● STATED TASK 1: Name every user who posted in the forum thread about Le Creuset dutch ovens, with each name given once.
● STATED TASK 2: Extract each line of the records that contains the string "legend".

## begin DOCUMENT EXTRACT

# le creuset



## chiffonodd (Feb 21, 2015)

Looking to pick up a dutch oven for home use. Le creuset is the obvious choice but very expensive. Is it the brand that you're paying for? Or is it really the best? What's a good but less expensive alternative? 

also I'm thinking round, 5.5 quarts but am also interested in the 7.25 quart oven for just the marginal price increase. Is that excessive for home use?

Finally, they have both round and oval sizes. Any advantages/disadvantages to either?


----------



## glestain (Feb 21, 2015)

I am also wonder will Lodge perform the same?


----------



## Seth (Feb 21, 2015)

I have LC and Staub and I like both. The light interior of LC helps to see what is going on but not a deal breaker. Size, well, if you batch big stews and soups, bigger is better but also heavy. I am just full of answers today.


----------



## chinacats (Feb 21, 2015)

I have a Lodge and see no problems with it.


----------



## 99Limited (Feb 21, 2015)

I have four LC and two Staub dutch ovens and as far as performance goes, IMO, they're equal. Staub is a bit cheaper and I like their colors better, but I like LC's lighter colored interior over Staub's. As far as round versus oval, I found that the round is quite a bit more versatile. One of my Staubs is oval and I don't use it a whole lot. If you're lucky enough to live near a LC outlet you can save quite a bit. Also if you go to one ask if they have any discount coupons. Sometimes they have them but don't freely give them out without asking.


----------



## strumke (Feb 21, 2015)

I have a slew of le creuset ovens and pans and I love them. I do 95% of my cooking in them.

I prefer the round because they are...round. Oval looks nice for presentation, casseroles, and long veggies, but for stovetop, cooking is more even in the round.


----------



## chiffonodd (Feb 21, 2015)

99Limited said:


> I have four LC and two Staub dutch ovens and as far as performance goes, IMO, they're equal. Staub is a bit cheaper and I like their colors better, but I like LC's lighter colored interior over Staub's. As far as round versus oval, I found that the round is quite a bit more versatile. One of my Staubs is oval and I don't use it a whole lot. If you're lucky enough to live near a LC outlet you can save quite a bit. Also if you go to one ask if they have any discount coupons. Sometimes they have them but don't freely give them out without asking.



Wow great call on the LC outlet! Turns out I'm about 30 minutes away from one and they're selling 5.5 quart round ovens for $250. Plus all their cast iron right now is 30% off. Might just have to hop in the car . . .


----------



## Roger (Feb 21, 2015)

Skeppshult is really great if you don't mind a bit of maintenance.


----------



## EdipisReks (Feb 21, 2015)

glestain said:


> I am also wonder will Lodge perform the same?



I have Lodge enameled, Le Crueset enameled, Staub enameled, Sur La Table enamled, and generic enameled. They all perform exactly the same. I suggest replacing any plastic knobs with metal ones, if necessary.

## end DOCUMENT EXTRACT
## begin DATA PROVIDED

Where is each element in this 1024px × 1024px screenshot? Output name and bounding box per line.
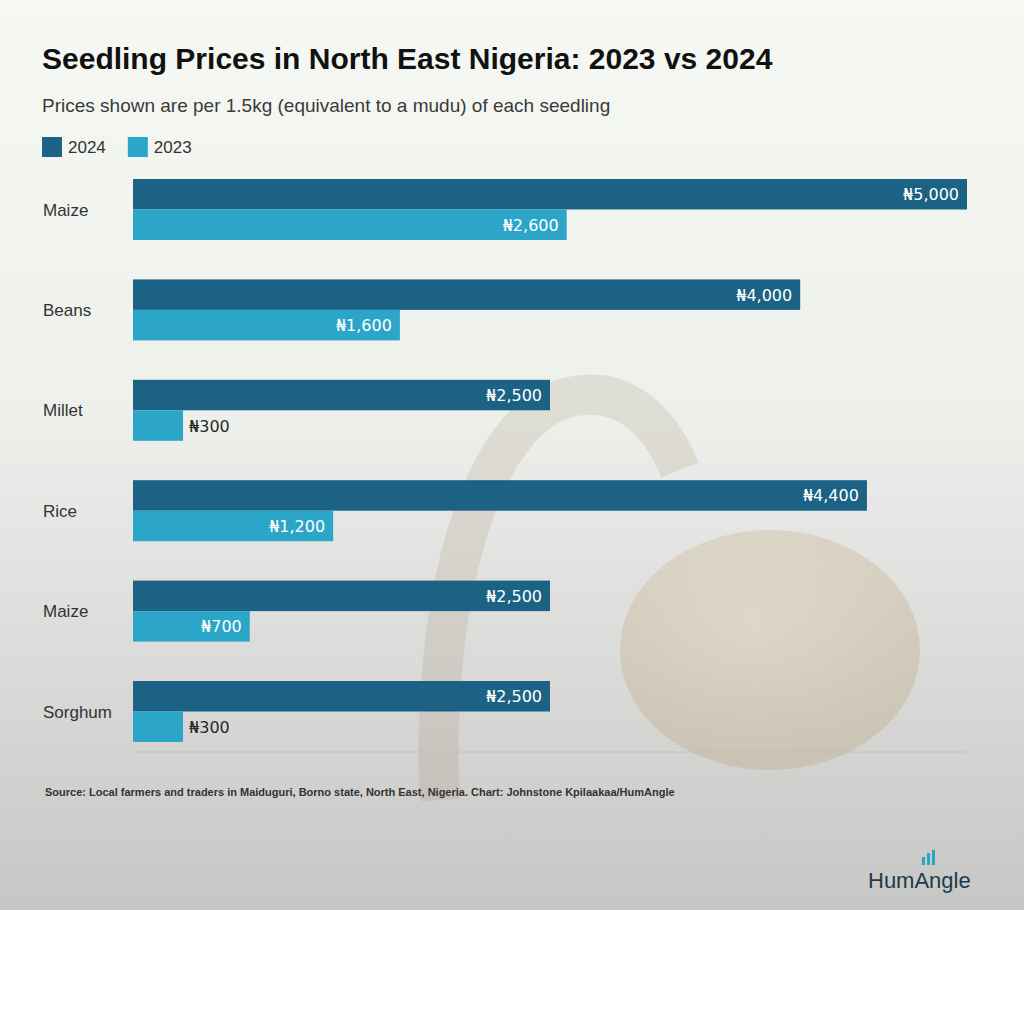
bar (133, 511, 333, 542)
brand-logo: HumAngle (868, 850, 971, 893)
bottom-band (0, 910, 1024, 1024)
data-label: ₦300 (189, 417, 230, 436)
background (0, 0, 1024, 910)
data-label: ₦700 (201, 617, 242, 636)
background-seed (620, 530, 920, 770)
data-label: ₦4,000 (736, 286, 792, 305)
legend-swatch (42, 137, 62, 157)
bar (133, 279, 800, 310)
data-labels: ₦5,000 ₦2,600 ₦4,000 ₦1,600 ₦2,500 ₦300 ₦4,400… (189, 185, 959, 737)
bar (133, 210, 567, 241)
data-label: ₦2,600 (503, 216, 559, 235)
category-label: Rice (43, 502, 77, 521)
bar (133, 712, 183, 743)
subtitle: Prices shown are per 1.5kg (equivalent t… (42, 95, 610, 116)
legend-label: 2023 (154, 138, 192, 157)
data-label: ₦2,500 (486, 687, 542, 706)
title: Seedling Prices in North East Nigeria: 2… (42, 42, 773, 75)
x-axis-line (133, 752, 967, 753)
data-label: ₦300 (189, 718, 230, 737)
data-label: ₦1,600 (336, 316, 392, 335)
data-label: ₦2,500 (486, 386, 542, 405)
category-label: Millet (43, 401, 83, 420)
category-label: Maize (43, 602, 88, 621)
source: Source: Local farmers and traders in Mai… (45, 786, 675, 798)
bar (133, 611, 250, 642)
bar (133, 179, 967, 210)
data-label: ₦4,400 (803, 486, 859, 505)
data-label: ₦1,200 (269, 517, 325, 536)
logo-icon (927, 853, 930, 865)
logo-icon (922, 857, 925, 865)
bar (133, 480, 867, 511)
legend-swatch (128, 137, 148, 157)
legend-label: 2024 (68, 138, 106, 157)
bar (133, 310, 400, 341)
category-label: Sorghum (43, 703, 112, 722)
chart: Seedling Prices in North East Nigeria: 2… (0, 0, 1024, 1024)
bar (133, 581, 550, 612)
bar (133, 410, 183, 441)
brand: HumAngle (868, 868, 971, 893)
legend: 2024 2023 (42, 137, 192, 157)
bar (133, 380, 550, 411)
category-label: Beans (43, 301, 91, 320)
data-label: ₦2,500 (486, 587, 542, 606)
bars (133, 179, 967, 742)
data-label: ₦5,000 (903, 185, 959, 204)
logo-icon (932, 850, 935, 865)
bar (133, 681, 550, 712)
category-label: Maize (43, 201, 88, 220)
category-labels: Maize Beans Millet Rice Maize Sorghum (43, 201, 112, 722)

## end DATA PROVIDED

● WRITTEN ANSWER 1: chiffonodd, glestain, Seth, chinacats, 99Limited, strumke, Roger, EdipisReks

● WRITTEN ANSWER 2:
legend-swatch (42, 137, 62, 157)
legend-label: 2023 (154, 138, 192, 157)
legend-swatch (128, 137, 148, 157)
legend-label: 2024 (68, 138, 106, 157)
legend: 2024 2023 (42, 137, 192, 157)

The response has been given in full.